Please lay out the material from the line with "stamp-label: ASUNTO: [783, 174, 833, 187]" up to and including the line with "barcode-bar [1401, 78, 1405, 172]" as a Markdown table with the columns Row and Line, skipping blank lines.

>> BEGIN Material for this exercise

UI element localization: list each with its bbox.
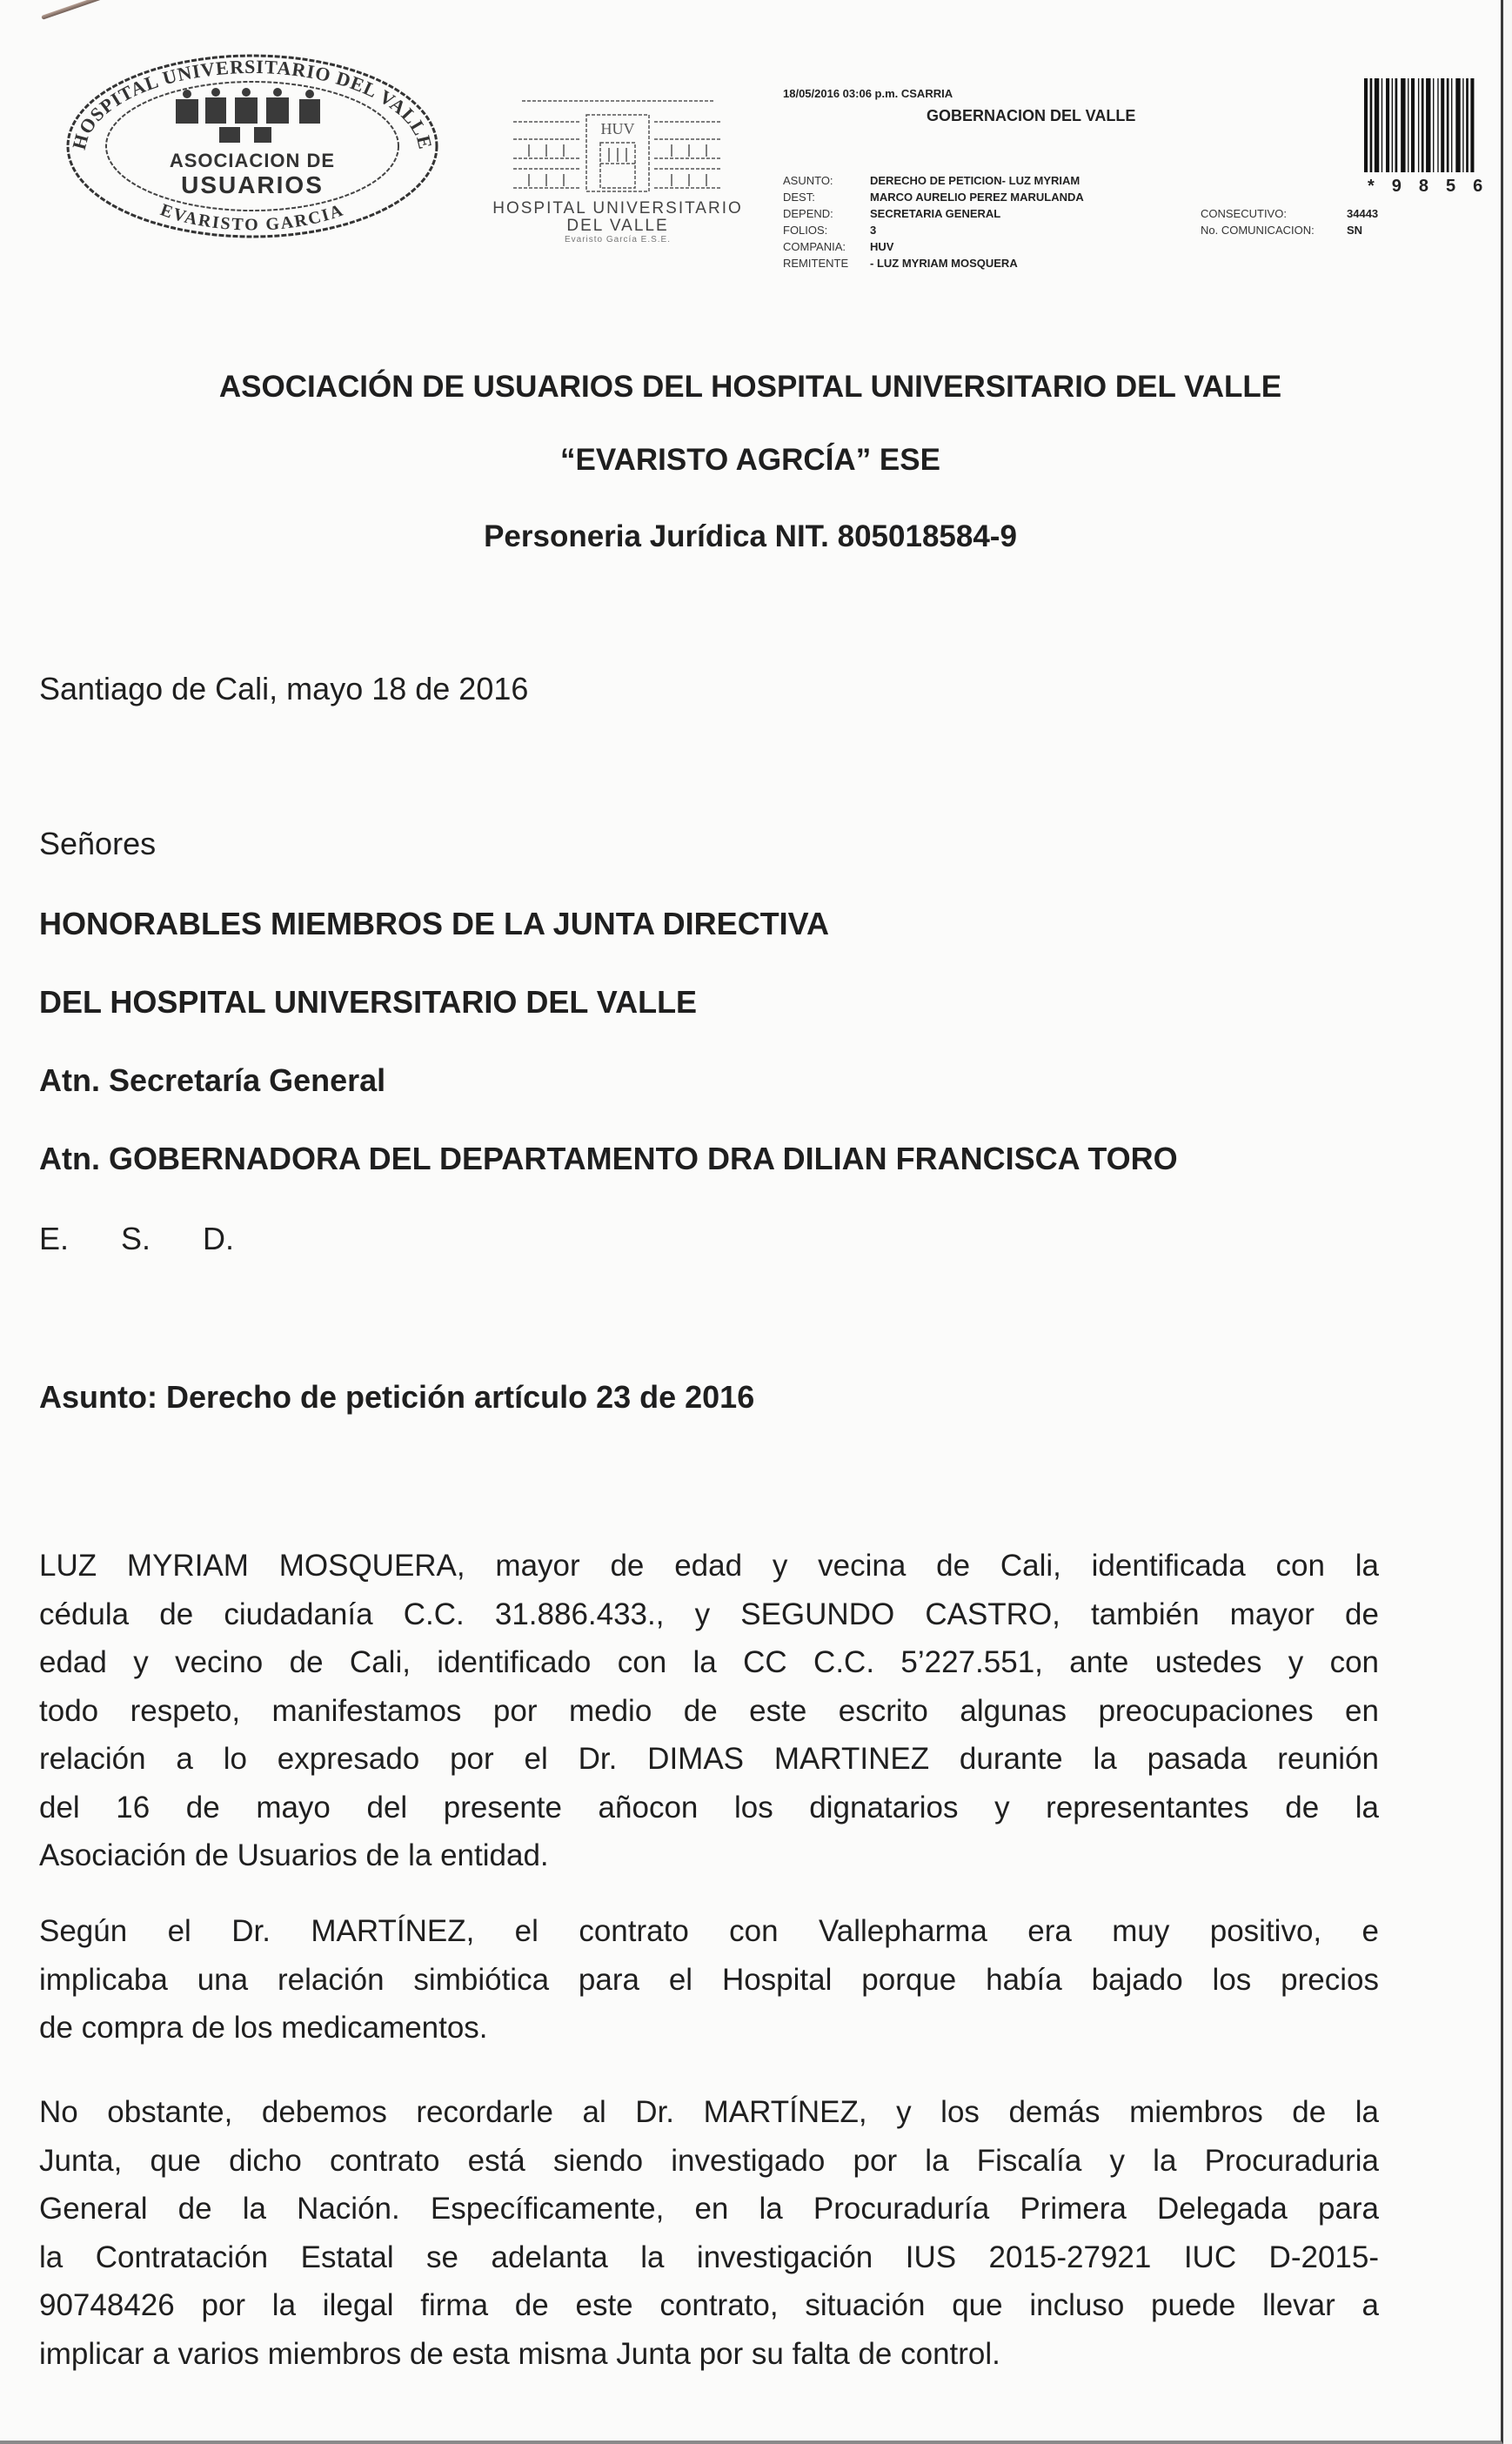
stamp-label: ASUNTO: [783, 174, 833, 187]
barcode-bar [1386, 78, 1389, 172]
paragraph-line: No obstante, debemos recordarle al Dr. MARTÍNEZ, y los demás miembros de la [39, 2095, 1379, 2129]
esd-s: S. [121, 1221, 151, 1256]
paragraph-line: Junta, que dicho contrato está siendo investigado por la Fiscalía y la Procuraduria [39, 2143, 1379, 2178]
seal-bottom-text: EVARISTO GARCIA [157, 200, 347, 235]
stamp-organization: GOBERNACION DEL VALLE [927, 107, 1136, 124]
barcode-bar [1401, 78, 1405, 172]
barcode-bar [1426, 78, 1430, 172]
barcode-bar [1411, 78, 1415, 172]
paragraph-line: del 16 de mayo del presente añocon los dignatarios y representantes de la [39, 1790, 1379, 1825]
stamp-label: CONSECUTIVO: [1201, 207, 1287, 220]
barcode-bar [1447, 78, 1449, 172]
stamp-row-consecutivo [1201, 205, 1378, 222]
stamp-label: COMPANIA: [783, 240, 846, 253]
stamp-value: - LUZ MYRIAM MOSQUERA [870, 257, 1018, 270]
paragraph-line: relación a lo expresado por el Dr. DIMAS MARTINEZ durante la pasada reunión [39, 1742, 1379, 1776]
stamp-row-folios [783, 222, 1084, 238]
barcode-bar [1375, 78, 1379, 172]
letterhead-line3: Personeria Jurídica NIT. 805018584-9 [484, 519, 1017, 553]
stamp-value: SECRETARIA GENERAL [870, 207, 1001, 220]
place-date: Santiago de Cali, mayo 18 de 2016 [39, 671, 529, 706]
seal-top-text: HOSPITAL UNIVERSITARIO DEL VALLE [67, 55, 438, 152]
stamp-fields [783, 172, 1084, 271]
association-seal-logo [61, 50, 444, 242]
recipient-line: Atn. GOBERNADORA DEL DEPARTAMENTO DRA DILIAN FRANCISCA TORO [39, 1141, 1178, 1176]
esd-e: E. [39, 1221, 70, 1256]
stamp-row-compania [783, 238, 1084, 255]
barcode-bar [1364, 78, 1368, 172]
paragraph-line: Según el Dr. MARTÍNEZ, el contrato con Vallepharma era muy positivo, e [39, 1914, 1379, 1948]
barcode-bar [1437, 78, 1438, 172]
letterhead-line1: ASOCIACIÓN DE USUARIOS DEL HOSPITAL UNIVERSITARIO DEL VALLE [218, 370, 1282, 404]
stamp-value: DERECHO DE PETICION- LUZ MYRIAM [870, 174, 1080, 187]
hospital-name-line1: HOSPITAL UNIVERSITARIO [492, 199, 743, 218]
hospital-building-logo [505, 94, 731, 197]
paragraph-line: todo respeto, manifestamos por medio de este escrito algunas preocupaciones en [39, 1693, 1379, 1728]
stamp-label: FOLIOS: [783, 224, 828, 237]
stamp-value: HUV [870, 240, 894, 253]
barcode-bar [1395, 78, 1398, 172]
paragraph-line: cédula de ciudadanía C.C. 31.886.433., y SEGUNDO CASTRO, también mayor de [39, 1597, 1379, 1631]
barcode-icon [1364, 78, 1500, 172]
paragraph-line: General de la Nación. Específicamente, en la Procuraduría Primera Delegada para [39, 2192, 1379, 2226]
esd-d: D. [203, 1221, 235, 1256]
subject-line: Asunto: Derecho de petición artículo 23 de 2016 [39, 1379, 755, 1415]
paragraph-line: 90748426 por la ilegal firma de este contrato, situación que incluso puede llevar a [39, 2288, 1379, 2322]
barcode-bar [1462, 78, 1463, 172]
stamp-value: SN [1347, 224, 1363, 237]
barcode-number: *9856 [1368, 177, 1501, 196]
paragraph-line: implicaba una relación simbiótica para el Hospital porque había bajado los precios [39, 1962, 1379, 1997]
seal-inner-line2: USUARIOS [181, 171, 324, 198]
stamp-label: DEST: [783, 191, 815, 204]
huv-building-label: HUV [600, 120, 635, 137]
paragraph-line: de compra de los medicamentos. [39, 2011, 488, 2045]
recipient-line: HONORABLES MIEMBROS DE LA JUNTA DIRECTIVA [39, 906, 830, 941]
body-paragraph-1 [39, 1542, 1379, 1880]
paragraph-line: implicar a varios miembros de esta misma Junta por su falta de control. [39, 2336, 1000, 2371]
stamp-right-fields [1201, 205, 1378, 238]
barcode-bar [1370, 78, 1373, 172]
barcode-bar [1466, 78, 1469, 172]
barcode-bar [1422, 78, 1424, 172]
stamp-datetime: 18/05/2016 03:06 p.m. CSARRIA [783, 87, 953, 100]
staple-mark [41, 0, 141, 20]
barcode-bar [1451, 78, 1452, 172]
stamp-value: 3 [870, 224, 877, 237]
barcode-bar [1441, 78, 1444, 172]
paragraph-line: edad y vecino de Cali, identificado con la CC C.C. 5’227.551, ante ustedes y con [39, 1645, 1379, 1679]
stamp-value: MARCO AURELIO PEREZ MARULANDA [870, 191, 1084, 204]
body-paragraph-3 [39, 2088, 1379, 2378]
paragraph-line: la Contratación Estatal se adelanta la investigación IUS 2015-27921 IUC D-2015- [39, 2240, 1379, 2274]
stamp-row-dest [783, 189, 1084, 205]
salutation: Señores [39, 826, 157, 861]
people-figures-icon [176, 88, 320, 143]
stamp-row-depend [783, 205, 1084, 222]
paragraph-line: LUZ MYRIAM MOSQUERA, mayor de edad y vecina de Cali, identificada con la [39, 1549, 1379, 1583]
stamp-row-remitente [783, 255, 1084, 271]
hospital-name-logo-text [461, 200, 774, 245]
paragraph-line: Asociación de Usuarios de la entidad. [39, 1838, 549, 1872]
barcode-bar [1392, 78, 1393, 172]
letterhead-line2: “EVARISTO AGRCÍA” ESE [560, 443, 940, 477]
barcode-bar [1455, 78, 1460, 172]
stamp-label: No. COMUNICACION: [1201, 224, 1315, 237]
stamp-row-asunto [783, 172, 1084, 189]
barcode-bar [1418, 78, 1419, 172]
barcode-bar [1470, 78, 1474, 172]
recipient-line: Atn. Secretaría General [39, 1062, 386, 1098]
stamp-row-comunicacion [1201, 222, 1378, 238]
esd-abbreviation [39, 1220, 234, 1258]
hospital-name-line3: Evaristo García E.S.E. [564, 235, 672, 244]
stamp-label: DEPEND: [783, 207, 833, 220]
seal-inner-line1: ASOCIACION DE [169, 150, 336, 171]
stamp-value: 34443 [1347, 207, 1379, 220]
barcode-bar [1433, 78, 1434, 172]
stamp-label: REMITENTE [783, 257, 849, 270]
body-paragraph-2 [39, 1907, 1379, 2052]
hospital-name-line2: DEL VALLE [566, 217, 669, 235]
recipient-line: DEL HOSPITAL UNIVERSITARIO DEL VALLE [39, 984, 698, 1020]
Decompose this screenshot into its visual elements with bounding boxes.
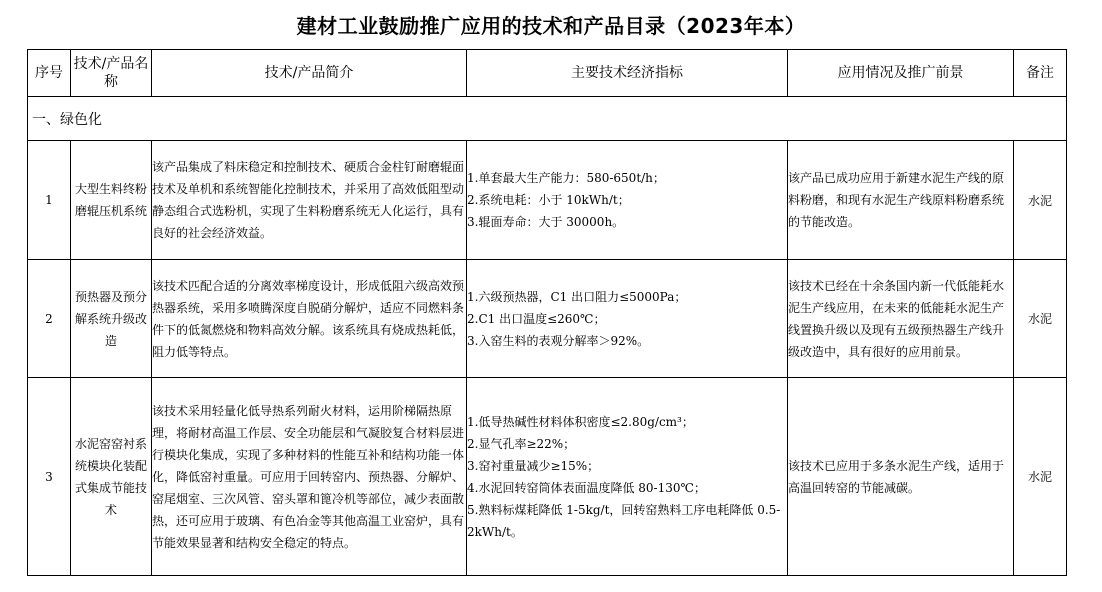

>> END Material for this exercise

Reply:
| Row | Line |
|---|---|
| 1 | stamp-label: ASUNTO: [783, 174, 833, 187] |
| 2 | barcode-bar [1386, 78, 1389, 172] |
| 3 | paragraph-line: No obstante, debemos recordarle al Dr. MARTÍNEZ, y los demás miembros de la [39, 2095, 1379, 2129] |
| 4 | esd-s: S. [121, 1221, 151, 1256] |
| 5 | paragraph-line: Junta, que dicho contrato está siendo investigado por la Fiscalía y la Procuraduria [39, 2143, 1379, 2178] |
| 6 | seal-bottom-text: EVARISTO GARCIA [157, 200, 347, 235] |
| 7 | stamp-organization: GOBERNACION DEL VALLE [927, 107, 1136, 124] |
| 8 | barcode-bar [1401, 78, 1405, 172] |